◆ Written instruction ◆
In the copy, keep every record exact and leave out all images.

Items from a figure collection:
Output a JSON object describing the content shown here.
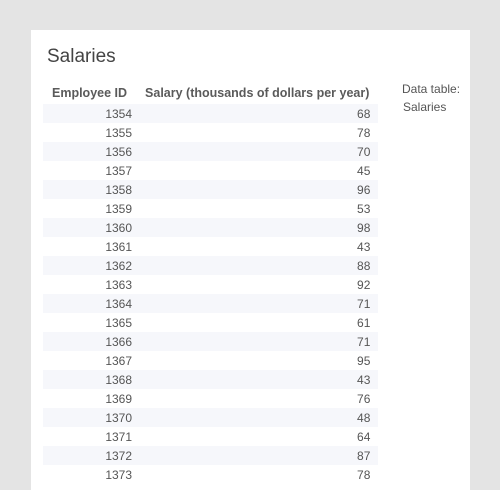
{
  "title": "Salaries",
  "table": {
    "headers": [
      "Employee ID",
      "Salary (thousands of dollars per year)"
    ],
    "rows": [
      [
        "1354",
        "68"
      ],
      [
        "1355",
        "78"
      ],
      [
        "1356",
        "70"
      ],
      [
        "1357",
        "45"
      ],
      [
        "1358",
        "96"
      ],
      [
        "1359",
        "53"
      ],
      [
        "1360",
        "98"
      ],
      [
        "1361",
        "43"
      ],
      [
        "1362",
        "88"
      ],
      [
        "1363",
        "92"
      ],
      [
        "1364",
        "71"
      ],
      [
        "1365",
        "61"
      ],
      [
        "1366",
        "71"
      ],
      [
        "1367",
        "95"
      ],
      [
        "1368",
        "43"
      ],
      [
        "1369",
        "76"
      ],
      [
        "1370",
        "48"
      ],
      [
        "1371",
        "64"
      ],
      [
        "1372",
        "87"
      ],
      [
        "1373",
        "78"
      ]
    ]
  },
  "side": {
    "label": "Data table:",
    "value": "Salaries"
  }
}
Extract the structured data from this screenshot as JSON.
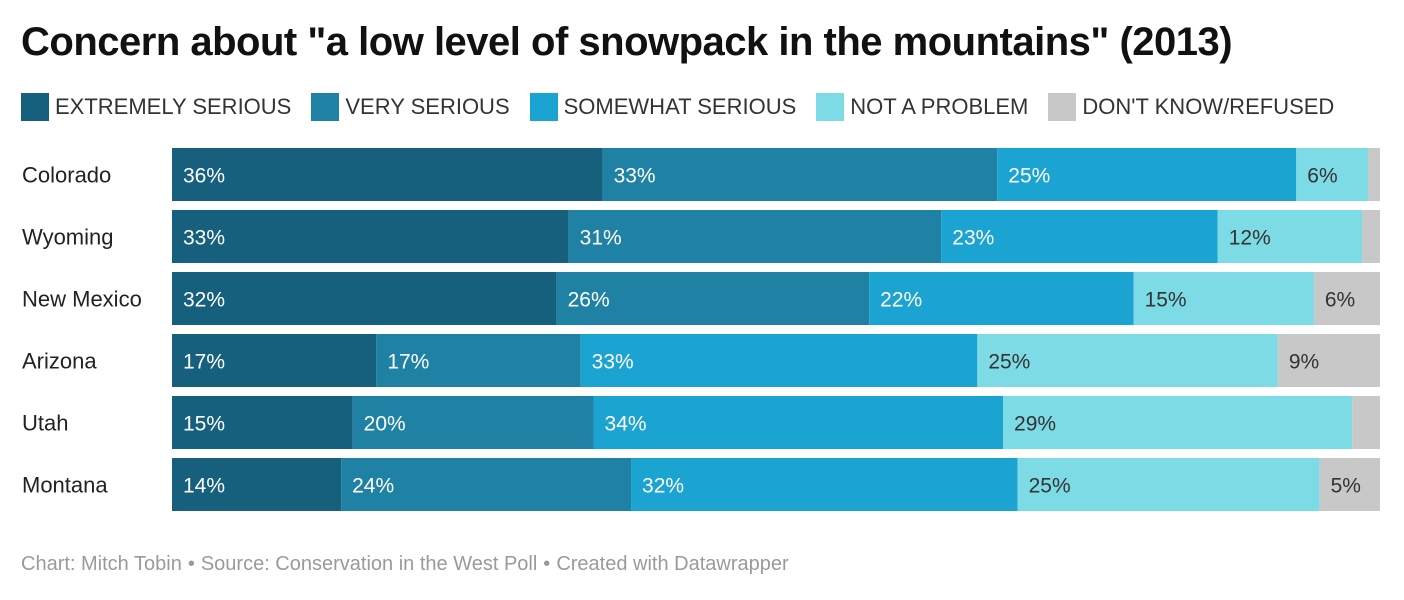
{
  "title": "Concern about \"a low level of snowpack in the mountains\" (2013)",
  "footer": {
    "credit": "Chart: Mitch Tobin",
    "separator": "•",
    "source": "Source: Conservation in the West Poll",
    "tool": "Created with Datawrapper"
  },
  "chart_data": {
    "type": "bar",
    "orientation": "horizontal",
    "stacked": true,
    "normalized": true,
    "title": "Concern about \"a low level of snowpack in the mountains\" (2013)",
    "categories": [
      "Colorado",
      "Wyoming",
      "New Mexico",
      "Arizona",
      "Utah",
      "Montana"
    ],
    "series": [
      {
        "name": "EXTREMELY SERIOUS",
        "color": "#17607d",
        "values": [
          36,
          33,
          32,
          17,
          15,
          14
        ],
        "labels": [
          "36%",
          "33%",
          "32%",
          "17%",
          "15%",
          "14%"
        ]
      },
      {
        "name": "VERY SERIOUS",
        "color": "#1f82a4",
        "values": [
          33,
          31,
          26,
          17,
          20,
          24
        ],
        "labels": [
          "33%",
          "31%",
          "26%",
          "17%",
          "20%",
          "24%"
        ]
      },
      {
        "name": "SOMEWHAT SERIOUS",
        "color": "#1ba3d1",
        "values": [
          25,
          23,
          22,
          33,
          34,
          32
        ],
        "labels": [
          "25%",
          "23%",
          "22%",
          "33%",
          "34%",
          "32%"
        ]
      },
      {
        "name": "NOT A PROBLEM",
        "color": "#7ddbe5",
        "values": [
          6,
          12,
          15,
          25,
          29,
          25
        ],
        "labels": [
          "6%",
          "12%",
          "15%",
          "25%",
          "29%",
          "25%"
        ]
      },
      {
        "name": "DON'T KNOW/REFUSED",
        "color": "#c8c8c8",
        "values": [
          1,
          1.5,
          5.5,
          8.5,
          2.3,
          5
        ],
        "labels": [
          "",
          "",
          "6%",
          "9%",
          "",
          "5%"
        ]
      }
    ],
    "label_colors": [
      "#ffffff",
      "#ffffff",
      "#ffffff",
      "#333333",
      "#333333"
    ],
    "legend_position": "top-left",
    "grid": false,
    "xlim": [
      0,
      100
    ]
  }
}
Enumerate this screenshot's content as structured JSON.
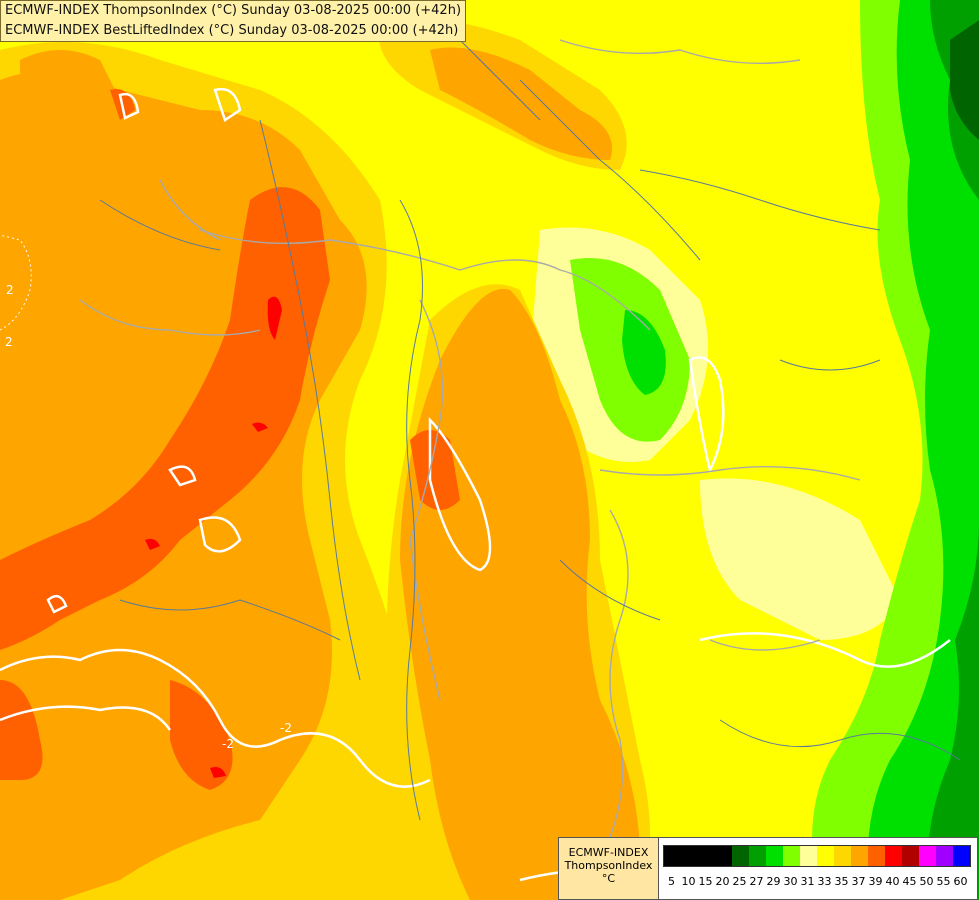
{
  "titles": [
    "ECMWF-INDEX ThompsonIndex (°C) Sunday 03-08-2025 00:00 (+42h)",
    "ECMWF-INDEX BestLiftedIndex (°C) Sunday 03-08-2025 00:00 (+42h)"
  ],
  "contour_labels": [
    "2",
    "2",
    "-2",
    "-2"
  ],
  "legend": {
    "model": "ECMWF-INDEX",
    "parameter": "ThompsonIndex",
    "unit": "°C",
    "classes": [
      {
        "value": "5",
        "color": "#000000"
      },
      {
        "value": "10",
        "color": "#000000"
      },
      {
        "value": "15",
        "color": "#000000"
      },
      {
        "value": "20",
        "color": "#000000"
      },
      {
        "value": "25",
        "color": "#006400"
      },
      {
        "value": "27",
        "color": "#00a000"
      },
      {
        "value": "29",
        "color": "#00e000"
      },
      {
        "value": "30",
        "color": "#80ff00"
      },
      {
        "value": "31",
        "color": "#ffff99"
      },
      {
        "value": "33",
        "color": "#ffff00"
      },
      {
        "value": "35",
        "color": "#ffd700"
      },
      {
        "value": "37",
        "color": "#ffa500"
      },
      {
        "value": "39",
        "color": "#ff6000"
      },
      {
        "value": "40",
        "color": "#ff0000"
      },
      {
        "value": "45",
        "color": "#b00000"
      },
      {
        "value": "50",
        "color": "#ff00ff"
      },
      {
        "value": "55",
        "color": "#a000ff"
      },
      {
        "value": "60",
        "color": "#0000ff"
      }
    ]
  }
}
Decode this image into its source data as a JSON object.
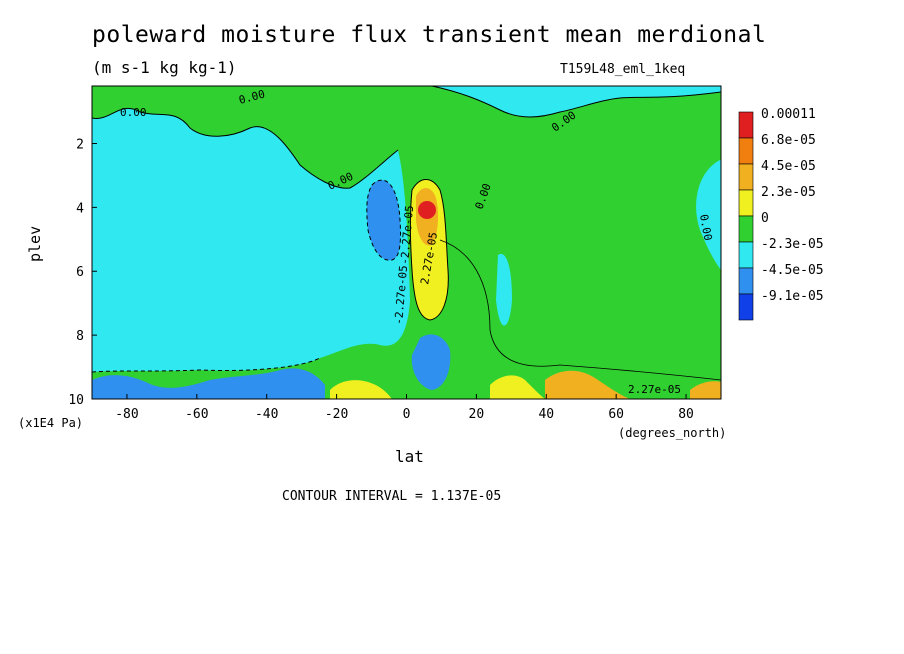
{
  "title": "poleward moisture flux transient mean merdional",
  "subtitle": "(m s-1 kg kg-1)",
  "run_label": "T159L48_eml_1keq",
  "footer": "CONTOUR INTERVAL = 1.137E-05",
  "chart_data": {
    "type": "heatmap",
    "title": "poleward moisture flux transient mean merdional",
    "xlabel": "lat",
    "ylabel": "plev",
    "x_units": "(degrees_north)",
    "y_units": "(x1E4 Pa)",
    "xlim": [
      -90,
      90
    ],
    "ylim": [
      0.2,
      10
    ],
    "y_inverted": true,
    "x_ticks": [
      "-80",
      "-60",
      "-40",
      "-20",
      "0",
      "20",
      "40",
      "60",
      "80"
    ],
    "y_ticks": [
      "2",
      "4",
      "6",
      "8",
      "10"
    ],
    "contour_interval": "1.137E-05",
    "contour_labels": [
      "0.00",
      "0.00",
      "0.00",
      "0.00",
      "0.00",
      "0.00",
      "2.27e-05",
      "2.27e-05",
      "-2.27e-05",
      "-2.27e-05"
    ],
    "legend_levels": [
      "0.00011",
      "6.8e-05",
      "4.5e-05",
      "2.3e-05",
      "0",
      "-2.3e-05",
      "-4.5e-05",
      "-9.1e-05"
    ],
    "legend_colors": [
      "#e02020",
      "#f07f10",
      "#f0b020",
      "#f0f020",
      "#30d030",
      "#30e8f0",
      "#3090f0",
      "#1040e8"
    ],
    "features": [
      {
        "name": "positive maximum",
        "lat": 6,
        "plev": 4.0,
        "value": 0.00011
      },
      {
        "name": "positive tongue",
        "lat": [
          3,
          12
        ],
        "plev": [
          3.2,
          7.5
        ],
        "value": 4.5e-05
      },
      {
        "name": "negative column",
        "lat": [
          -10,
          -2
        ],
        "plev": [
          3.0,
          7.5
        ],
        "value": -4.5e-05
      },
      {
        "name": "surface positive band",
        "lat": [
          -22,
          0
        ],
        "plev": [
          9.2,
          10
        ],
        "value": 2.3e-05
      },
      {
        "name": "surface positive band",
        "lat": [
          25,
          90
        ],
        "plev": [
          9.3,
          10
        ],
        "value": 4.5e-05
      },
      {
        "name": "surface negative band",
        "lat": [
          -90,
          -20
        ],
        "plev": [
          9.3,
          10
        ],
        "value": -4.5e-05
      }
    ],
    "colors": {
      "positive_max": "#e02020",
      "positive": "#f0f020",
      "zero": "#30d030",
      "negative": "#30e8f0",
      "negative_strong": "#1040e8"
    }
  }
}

◆ Written solution ◆
Output a JSON object describing the content shown here.
{
  "title": "Salaries",
  "table": {
    "headers": [
      "Employee ID",
      "Salary (thousands of dollars per year)"
    ],
    "rows": [
      [
        "1354",
        "68"
      ],
      [
        "1355",
        "78"
      ],
      [
        "1356",
        "70"
      ],
      [
        "1357",
        "45"
      ],
      [
        "1358",
        "96"
      ],
      [
        "1359",
        "53"
      ],
      [
        "1360",
        "98"
      ],
      [
        "1361",
        "43"
      ],
      [
        "1362",
        "88"
      ],
      [
        "1363",
        "92"
      ],
      [
        "1364",
        "71"
      ],
      [
        "1365",
        "61"
      ],
      [
        "1366",
        "71"
      ],
      [
        "1367",
        "95"
      ],
      [
        "1368",
        "43"
      ],
      [
        "1369",
        "76"
      ],
      [
        "1370",
        "48"
      ],
      [
        "1371",
        "64"
      ],
      [
        "1372",
        "87"
      ],
      [
        "1373",
        "78"
      ]
    ]
  },
  "side": {
    "label": "Data table:",
    "value": "Salaries"
  }
}
Extract the structured data from this screenshot as JSON.
{
  "title": "Concern about \"a low level of snowpack in the mountains\" (2013)",
  "footer": {
    "credit": "Chart: Mitch Tobin",
    "separator": "•",
    "source": "Source: Conservation in the West Poll",
    "tool": "Created with Datawrapper"
  },
  "chart_data": {
    "type": "bar",
    "orientation": "horizontal",
    "stacked": true,
    "normalized": true,
    "title": "Concern about \"a low level of snowpack in the mountains\" (2013)",
    "categories": [
      "Colorado",
      "Wyoming",
      "New Mexico",
      "Arizona",
      "Utah",
      "Montana"
    ],
    "series": [
      {
        "name": "EXTREMELY SERIOUS",
        "color": "#17607d",
        "values": [
          36,
          33,
          32,
          17,
          15,
          14
        ],
        "labels": [
          "36%",
          "33%",
          "32%",
          "17%",
          "15%",
          "14%"
        ]
      },
      {
        "name": "VERY SERIOUS",
        "color": "#1f82a4",
        "values": [
          33,
          31,
          26,
          17,
          20,
          24
        ],
        "labels": [
          "33%",
          "31%",
          "26%",
          "17%",
          "20%",
          "24%"
        ]
      },
      {
        "name": "SOMEWHAT SERIOUS",
        "color": "#1ba3d1",
        "values": [
          25,
          23,
          22,
          33,
          34,
          32
        ],
        "labels": [
          "25%",
          "23%",
          "22%",
          "33%",
          "34%",
          "32%"
        ]
      },
      {
        "name": "NOT A PROBLEM",
        "color": "#7ddbe5",
        "values": [
          6,
          12,
          15,
          25,
          29,
          25
        ],
        "labels": [
          "6%",
          "12%",
          "15%",
          "25%",
          "29%",
          "25%"
        ]
      },
      {
        "name": "DON'T KNOW/REFUSED",
        "color": "#c8c8c8",
        "values": [
          1,
          1.5,
          5.5,
          8.5,
          2.3,
          5
        ],
        "labels": [
          "",
          "",
          "6%",
          "9%",
          "",
          "5%"
        ]
      }
    ],
    "label_colors": [
      "#ffffff",
      "#ffffff",
      "#ffffff",
      "#333333",
      "#333333"
    ],
    "legend_position": "top-left",
    "grid": false,
    "xlim": [
      0,
      100
    ]
  }
}
Enumerate this screenshot's content as structured JSON.
{
  "titles": [
    "ECMWF-INDEX ThompsonIndex (°C) Sunday 03-08-2025 00:00 (+42h)",
    "ECMWF-INDEX BestLiftedIndex (°C) Sunday 03-08-2025 00:00 (+42h)"
  ],
  "contour_labels": [
    "2",
    "2",
    "-2",
    "-2"
  ],
  "legend": {
    "model": "ECMWF-INDEX",
    "parameter": "ThompsonIndex",
    "unit": "°C",
    "classes": [
      {
        "value": "5",
        "color": "#000000"
      },
      {
        "value": "10",
        "color": "#000000"
      },
      {
        "value": "15",
        "color": "#000000"
      },
      {
        "value": "20",
        "color": "#000000"
      },
      {
        "value": "25",
        "color": "#006400"
      },
      {
        "value": "27",
        "color": "#00a000"
      },
      {
        "value": "29",
        "color": "#00e000"
      },
      {
        "value": "30",
        "color": "#80ff00"
      },
      {
        "value": "31",
        "color": "#ffff99"
      },
      {
        "value": "33",
        "color": "#ffff00"
      },
      {
        "value": "35",
        "color": "#ffd700"
      },
      {
        "value": "37",
        "color": "#ffa500"
      },
      {
        "value": "39",
        "color": "#ff6000"
      },
      {
        "value": "40",
        "color": "#ff0000"
      },
      {
        "value": "45",
        "color": "#b00000"
      },
      {
        "value": "50",
        "color": "#ff00ff"
      },
      {
        "value": "55",
        "color": "#a000ff"
      },
      {
        "value": "60",
        "color": "#0000ff"
      }
    ]
  }
}
Decode this image into its source data as a JSON object.
{
  "title": "poleward moisture flux transient mean merdional",
  "subtitle": "(m s-1 kg kg-1)",
  "run_label": "T159L48_eml_1keq",
  "footer": "CONTOUR INTERVAL = 1.137E-05",
  "chart_data": {
    "type": "heatmap",
    "title": "poleward moisture flux transient mean merdional",
    "xlabel": "lat",
    "ylabel": "plev",
    "x_units": "(degrees_north)",
    "y_units": "(x1E4 Pa)",
    "xlim": [
      -90,
      90
    ],
    "ylim": [
      0.2,
      10
    ],
    "y_inverted": true,
    "x_ticks": [
      "-80",
      "-60",
      "-40",
      "-20",
      "0",
      "20",
      "40",
      "60",
      "80"
    ],
    "y_ticks": [
      "2",
      "4",
      "6",
      "8",
      "10"
    ],
    "contour_interval": "1.137E-05",
    "contour_labels": [
      "0.00",
      "0.00",
      "0.00",
      "0.00",
      "0.00",
      "0.00",
      "2.27e-05",
      "2.27e-05",
      "-2.27e-05",
      "-2.27e-05"
    ],
    "legend_levels": [
      "0.00011",
      "6.8e-05",
      "4.5e-05",
      "2.3e-05",
      "0",
      "-2.3e-05",
      "-4.5e-05",
      "-9.1e-05"
    ],
    "legend_colors": [
      "#e02020",
      "#f07f10",
      "#f0b020",
      "#f0f020",
      "#30d030",
      "#30e8f0",
      "#3090f0",
      "#1040e8"
    ],
    "features": [
      {
        "name": "positive maximum",
        "lat": 6,
        "plev": 4.0,
        "value": 0.00011
      },
      {
        "name": "positive tongue",
        "lat": [
          3,
          12
        ],
        "plev": [
          3.2,
          7.5
        ],
        "value": 4.5e-05
      },
      {
        "name": "negative column",
        "lat": [
          -10,
          -2
        ],
        "plev": [
          3.0,
          7.5
        ],
        "value": -4.5e-05
      },
      {
        "name": "surface positive band",
        "lat": [
          -22,
          0
        ],
        "plev": [
          9.2,
          10
        ],
        "value": 2.3e-05
      },
      {
        "name": "surface positive band",
        "lat": [
          25,
          90
        ],
        "plev": [
          9.3,
          10
        ],
        "value": 4.5e-05
      },
      {
        "name": "surface negative band",
        "lat": [
          -90,
          -20
        ],
        "plev": [
          9.3,
          10
        ],
        "value": -4.5e-05
      }
    ],
    "colors": {
      "positive_max": "#e02020",
      "positive": "#f0f020",
      "zero": "#30d030",
      "negative": "#30e8f0",
      "negative_strong": "#1040e8"
    }
  }
}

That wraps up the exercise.